**PROBLEM DETAILS**
Scan the records for the string "Darbo"; copy each line where it occurs.

**MATERIAL PROVIDED**
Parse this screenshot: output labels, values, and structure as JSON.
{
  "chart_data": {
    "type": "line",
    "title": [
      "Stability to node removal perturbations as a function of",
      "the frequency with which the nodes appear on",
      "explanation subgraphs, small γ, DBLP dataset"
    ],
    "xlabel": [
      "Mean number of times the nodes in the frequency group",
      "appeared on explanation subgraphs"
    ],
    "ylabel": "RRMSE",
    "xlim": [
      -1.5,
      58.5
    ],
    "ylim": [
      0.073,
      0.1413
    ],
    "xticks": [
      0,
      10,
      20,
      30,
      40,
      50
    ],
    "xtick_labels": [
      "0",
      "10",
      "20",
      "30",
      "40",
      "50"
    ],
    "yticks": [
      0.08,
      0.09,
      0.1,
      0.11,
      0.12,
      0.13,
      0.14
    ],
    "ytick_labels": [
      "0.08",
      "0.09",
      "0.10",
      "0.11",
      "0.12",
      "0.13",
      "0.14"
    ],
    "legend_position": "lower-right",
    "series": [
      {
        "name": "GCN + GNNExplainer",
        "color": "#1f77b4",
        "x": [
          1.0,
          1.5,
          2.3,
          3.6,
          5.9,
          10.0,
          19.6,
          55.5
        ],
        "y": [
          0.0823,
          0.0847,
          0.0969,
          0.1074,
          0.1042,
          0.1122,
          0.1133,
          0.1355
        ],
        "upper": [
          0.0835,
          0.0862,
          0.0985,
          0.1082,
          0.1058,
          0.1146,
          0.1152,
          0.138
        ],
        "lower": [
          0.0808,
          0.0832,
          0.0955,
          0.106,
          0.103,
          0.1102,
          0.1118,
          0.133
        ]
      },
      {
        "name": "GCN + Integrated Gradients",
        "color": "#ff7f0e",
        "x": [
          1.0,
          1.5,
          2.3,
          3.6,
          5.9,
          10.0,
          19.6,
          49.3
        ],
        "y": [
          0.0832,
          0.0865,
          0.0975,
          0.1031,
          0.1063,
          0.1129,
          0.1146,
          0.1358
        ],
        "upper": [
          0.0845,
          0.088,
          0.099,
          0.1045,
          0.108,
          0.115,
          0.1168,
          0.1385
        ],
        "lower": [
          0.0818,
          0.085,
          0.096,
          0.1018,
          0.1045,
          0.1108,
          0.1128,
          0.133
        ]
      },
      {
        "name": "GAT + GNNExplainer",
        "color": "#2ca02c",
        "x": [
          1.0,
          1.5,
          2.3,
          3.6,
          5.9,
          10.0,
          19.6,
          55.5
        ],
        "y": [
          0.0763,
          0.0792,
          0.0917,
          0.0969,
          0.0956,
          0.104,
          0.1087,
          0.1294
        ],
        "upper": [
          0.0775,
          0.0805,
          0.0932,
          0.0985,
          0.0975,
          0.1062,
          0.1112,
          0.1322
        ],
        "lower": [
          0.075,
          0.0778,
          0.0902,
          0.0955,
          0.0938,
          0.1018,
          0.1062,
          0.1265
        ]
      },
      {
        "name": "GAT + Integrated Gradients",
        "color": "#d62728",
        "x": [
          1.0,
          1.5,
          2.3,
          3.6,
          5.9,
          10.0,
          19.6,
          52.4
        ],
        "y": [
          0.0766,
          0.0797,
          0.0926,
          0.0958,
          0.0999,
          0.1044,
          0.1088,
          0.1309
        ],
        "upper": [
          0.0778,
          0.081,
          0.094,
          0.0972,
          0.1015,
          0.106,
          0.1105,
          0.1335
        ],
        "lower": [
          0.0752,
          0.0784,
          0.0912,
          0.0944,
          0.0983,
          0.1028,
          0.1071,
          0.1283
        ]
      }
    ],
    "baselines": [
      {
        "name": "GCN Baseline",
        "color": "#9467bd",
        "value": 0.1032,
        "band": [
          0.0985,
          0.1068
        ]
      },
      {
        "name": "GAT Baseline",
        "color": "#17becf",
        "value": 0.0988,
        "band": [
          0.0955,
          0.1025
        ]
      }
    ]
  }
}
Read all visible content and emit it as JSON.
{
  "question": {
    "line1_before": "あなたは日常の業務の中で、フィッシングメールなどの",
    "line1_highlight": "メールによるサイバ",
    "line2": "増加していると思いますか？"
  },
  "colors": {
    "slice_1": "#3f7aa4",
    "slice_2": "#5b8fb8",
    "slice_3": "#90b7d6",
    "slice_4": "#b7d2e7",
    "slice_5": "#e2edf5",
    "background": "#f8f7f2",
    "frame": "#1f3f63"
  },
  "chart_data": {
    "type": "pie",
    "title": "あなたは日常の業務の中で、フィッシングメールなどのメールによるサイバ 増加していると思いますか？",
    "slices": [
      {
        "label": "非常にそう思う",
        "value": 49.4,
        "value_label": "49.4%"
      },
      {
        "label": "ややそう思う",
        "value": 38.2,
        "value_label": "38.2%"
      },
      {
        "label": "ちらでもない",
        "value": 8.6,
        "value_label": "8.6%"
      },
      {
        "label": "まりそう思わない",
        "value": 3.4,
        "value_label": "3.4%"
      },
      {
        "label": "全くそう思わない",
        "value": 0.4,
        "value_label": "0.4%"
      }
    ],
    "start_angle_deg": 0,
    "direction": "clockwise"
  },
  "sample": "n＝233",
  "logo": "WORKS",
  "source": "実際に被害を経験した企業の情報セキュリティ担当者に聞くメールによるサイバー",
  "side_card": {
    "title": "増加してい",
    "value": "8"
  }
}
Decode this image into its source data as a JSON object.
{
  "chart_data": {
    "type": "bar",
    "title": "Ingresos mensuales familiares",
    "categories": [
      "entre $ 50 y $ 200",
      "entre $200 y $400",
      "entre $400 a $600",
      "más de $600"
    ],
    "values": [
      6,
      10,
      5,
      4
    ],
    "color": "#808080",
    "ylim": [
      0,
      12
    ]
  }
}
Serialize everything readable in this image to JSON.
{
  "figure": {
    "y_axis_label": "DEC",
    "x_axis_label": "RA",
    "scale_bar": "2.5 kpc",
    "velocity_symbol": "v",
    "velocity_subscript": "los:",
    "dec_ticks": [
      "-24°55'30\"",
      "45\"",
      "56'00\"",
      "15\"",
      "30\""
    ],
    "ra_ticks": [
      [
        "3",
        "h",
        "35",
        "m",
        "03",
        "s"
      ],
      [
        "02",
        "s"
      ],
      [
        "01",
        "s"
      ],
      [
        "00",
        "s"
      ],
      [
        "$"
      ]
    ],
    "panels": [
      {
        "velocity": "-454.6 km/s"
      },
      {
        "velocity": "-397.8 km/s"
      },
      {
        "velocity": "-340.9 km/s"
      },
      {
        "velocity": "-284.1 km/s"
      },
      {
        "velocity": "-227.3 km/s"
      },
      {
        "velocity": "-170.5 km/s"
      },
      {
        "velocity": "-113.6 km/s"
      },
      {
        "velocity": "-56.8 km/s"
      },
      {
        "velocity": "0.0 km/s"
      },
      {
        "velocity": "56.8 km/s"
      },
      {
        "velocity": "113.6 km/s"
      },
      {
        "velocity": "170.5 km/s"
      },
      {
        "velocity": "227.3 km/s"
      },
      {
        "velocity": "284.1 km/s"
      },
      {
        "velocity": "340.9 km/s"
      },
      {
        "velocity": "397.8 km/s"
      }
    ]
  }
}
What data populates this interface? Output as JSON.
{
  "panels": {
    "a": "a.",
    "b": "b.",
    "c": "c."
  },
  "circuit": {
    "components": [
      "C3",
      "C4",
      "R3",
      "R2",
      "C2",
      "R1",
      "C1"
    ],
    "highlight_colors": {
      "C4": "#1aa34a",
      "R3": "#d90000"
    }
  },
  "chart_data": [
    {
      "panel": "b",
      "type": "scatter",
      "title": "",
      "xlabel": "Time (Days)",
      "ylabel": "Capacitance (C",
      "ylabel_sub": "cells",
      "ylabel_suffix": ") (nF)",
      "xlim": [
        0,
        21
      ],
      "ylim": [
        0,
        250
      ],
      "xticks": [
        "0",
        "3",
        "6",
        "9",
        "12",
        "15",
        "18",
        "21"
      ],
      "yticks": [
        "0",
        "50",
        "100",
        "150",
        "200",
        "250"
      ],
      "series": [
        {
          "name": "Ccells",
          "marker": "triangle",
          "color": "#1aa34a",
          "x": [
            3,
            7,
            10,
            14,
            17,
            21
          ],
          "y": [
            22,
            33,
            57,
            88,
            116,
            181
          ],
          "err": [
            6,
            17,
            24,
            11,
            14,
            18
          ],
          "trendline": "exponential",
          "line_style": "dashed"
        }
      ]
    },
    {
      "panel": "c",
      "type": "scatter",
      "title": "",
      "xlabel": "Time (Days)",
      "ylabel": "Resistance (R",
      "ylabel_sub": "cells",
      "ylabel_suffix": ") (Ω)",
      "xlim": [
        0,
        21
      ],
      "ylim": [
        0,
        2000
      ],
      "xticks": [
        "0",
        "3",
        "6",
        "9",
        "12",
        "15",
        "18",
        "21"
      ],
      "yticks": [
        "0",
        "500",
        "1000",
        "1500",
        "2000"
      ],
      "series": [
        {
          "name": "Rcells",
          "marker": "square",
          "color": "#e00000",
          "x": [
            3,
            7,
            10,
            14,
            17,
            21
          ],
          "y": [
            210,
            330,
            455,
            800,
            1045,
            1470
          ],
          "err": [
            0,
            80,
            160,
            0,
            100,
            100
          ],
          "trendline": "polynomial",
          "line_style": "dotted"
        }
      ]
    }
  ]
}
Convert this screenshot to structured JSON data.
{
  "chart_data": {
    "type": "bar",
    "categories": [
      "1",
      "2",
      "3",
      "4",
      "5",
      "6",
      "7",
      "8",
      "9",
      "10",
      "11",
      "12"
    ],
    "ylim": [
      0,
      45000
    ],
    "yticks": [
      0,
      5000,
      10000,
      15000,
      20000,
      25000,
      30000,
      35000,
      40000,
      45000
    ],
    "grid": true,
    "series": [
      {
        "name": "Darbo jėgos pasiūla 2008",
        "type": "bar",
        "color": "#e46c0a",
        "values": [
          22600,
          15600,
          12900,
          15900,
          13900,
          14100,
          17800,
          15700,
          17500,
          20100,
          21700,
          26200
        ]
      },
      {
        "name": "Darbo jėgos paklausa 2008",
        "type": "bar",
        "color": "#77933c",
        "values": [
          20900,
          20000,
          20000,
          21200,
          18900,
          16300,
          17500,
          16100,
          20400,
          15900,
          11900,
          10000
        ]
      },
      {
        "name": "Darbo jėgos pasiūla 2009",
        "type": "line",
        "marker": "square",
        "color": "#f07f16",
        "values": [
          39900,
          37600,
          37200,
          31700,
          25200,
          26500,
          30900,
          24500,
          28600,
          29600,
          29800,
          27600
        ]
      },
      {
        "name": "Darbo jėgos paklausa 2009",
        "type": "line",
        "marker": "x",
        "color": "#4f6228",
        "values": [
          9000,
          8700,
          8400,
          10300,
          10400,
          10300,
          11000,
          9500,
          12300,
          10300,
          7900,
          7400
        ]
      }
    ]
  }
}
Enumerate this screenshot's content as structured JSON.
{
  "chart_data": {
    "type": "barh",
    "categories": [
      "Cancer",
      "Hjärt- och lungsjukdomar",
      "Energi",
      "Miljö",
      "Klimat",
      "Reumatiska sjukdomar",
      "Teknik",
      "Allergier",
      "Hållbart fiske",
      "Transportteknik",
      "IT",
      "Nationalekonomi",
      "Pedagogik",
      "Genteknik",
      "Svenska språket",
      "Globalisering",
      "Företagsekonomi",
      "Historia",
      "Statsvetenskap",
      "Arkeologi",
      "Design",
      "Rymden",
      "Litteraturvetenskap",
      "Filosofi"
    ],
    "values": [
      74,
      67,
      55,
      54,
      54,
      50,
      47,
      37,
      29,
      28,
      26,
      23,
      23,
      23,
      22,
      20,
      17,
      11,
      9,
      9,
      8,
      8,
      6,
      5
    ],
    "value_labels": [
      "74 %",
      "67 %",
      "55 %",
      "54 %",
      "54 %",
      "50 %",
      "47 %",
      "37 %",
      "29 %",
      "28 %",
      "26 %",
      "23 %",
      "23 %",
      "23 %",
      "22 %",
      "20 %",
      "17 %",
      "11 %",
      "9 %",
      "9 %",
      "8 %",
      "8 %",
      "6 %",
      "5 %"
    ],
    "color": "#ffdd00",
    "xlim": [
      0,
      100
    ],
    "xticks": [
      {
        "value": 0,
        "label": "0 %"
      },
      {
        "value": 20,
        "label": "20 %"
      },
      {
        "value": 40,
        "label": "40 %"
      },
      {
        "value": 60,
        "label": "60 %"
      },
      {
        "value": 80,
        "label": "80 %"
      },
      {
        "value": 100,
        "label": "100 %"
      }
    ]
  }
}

**COMPLETED EXERCISE**
        "name": "Darbo jėgos pasiūla 2008",
        "name": "Darbo jėgos paklausa 2008",
        "name": "Darbo jėgos pasiūla 2009",
        "name": "Darbo jėgos paklausa 2009",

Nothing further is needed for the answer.